Could you transcribe the material below exactly, without leaving out a single line?

(Extracted records)
-*-

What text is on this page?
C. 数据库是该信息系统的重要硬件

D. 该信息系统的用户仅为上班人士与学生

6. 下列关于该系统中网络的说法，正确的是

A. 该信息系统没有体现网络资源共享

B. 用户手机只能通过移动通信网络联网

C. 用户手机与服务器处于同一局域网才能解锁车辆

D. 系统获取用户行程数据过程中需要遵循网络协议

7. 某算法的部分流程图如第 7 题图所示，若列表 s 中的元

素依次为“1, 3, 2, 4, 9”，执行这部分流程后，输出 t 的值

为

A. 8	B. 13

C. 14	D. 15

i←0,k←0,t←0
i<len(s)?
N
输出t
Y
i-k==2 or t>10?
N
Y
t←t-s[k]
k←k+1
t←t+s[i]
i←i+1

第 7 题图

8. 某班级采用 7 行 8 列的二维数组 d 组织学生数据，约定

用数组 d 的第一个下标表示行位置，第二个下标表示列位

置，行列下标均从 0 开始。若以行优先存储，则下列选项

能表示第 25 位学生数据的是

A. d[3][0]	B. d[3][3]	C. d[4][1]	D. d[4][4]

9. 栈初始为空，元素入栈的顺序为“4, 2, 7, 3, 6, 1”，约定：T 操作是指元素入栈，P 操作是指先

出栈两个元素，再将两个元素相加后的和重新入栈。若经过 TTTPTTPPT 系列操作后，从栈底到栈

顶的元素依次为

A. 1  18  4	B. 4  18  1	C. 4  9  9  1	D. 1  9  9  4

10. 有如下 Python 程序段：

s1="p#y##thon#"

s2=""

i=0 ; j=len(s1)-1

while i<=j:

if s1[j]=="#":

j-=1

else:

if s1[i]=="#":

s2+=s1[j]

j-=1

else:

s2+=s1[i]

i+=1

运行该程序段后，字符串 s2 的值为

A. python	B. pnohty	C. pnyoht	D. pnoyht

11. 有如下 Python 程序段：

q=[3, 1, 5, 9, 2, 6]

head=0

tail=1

-*-

▸ RESULT
What text is on this page?
C. 数据库是该信息系统的重要硬件

D. 该信息系统的用户仅为上班人士与学生

6. 下列关于该系统中网络的说法，正确的是

A. 该信息系统没有体现网络资源共享

B. 用户手机只能通过移动通信网络联网

C. 用户手机与服务器处于同一局域网才能解锁车辆

D. 系统获取用户行程数据过程中需要遵循网络协议

7. 某算法的部分流程图如第 7 题图所示，若列表 s 中的元

素依次为“1, 3, 2, 4, 9”，执行这部分流程后，输出 t 的值

为

A. 8	B. 13

C. 14	D. 15

i←0,k←0,t←0
i<len(s)?
N
输出t
Y
i-k==2 or t>10?
N
Y
t←t-s[k]
k←k+1
t←t+s[i]
i←i+1

第 7 题图

8. 某班级采用 7 行 8 列的二维数组 d 组织学生数据，约定

用数组 d 的第一个下标表示行位置，第二个下标表示列位

置，行列下标均从 0 开始。若以行优先存储，则下列选项

能表示第 25 位学生数据的是

A. d[3][0]	B. d[3][3]	C. d[4][1]	D. d[4][4]

9. 栈初始为空，元素入栈的顺序为“4, 2, 7, 3, 6, 1”，约定：T 操作是指元素入栈，P 操作是指先

出栈两个元素，再将两个元素相加后的和重新入栈。若经过 TTTPTTPPT 系列操作后，从栈底到栈

顶的元素依次为

A. 1  18  4	B. 4  18  1	C. 4  9  9  1	D. 1  9  9  4

10. 有如下 Python 程序段：

s1="p#y##thon#"

s2=""

i=0 ; j=len(s1)-1

while i<=j:

if s1[j]=="#":

j-=1

else:

if s1[i]=="#":

s2+=s1[j]

j-=1

else:

s2+=s1[i]

i+=1

运行该程序段后，字符串 s2 的值为

A. python	B. pnohty	C. pnyoht	D. pnoyht

11. 有如下 Python 程序段：

q=[3, 1, 5, 9, 2, 6]

head=0

tail=1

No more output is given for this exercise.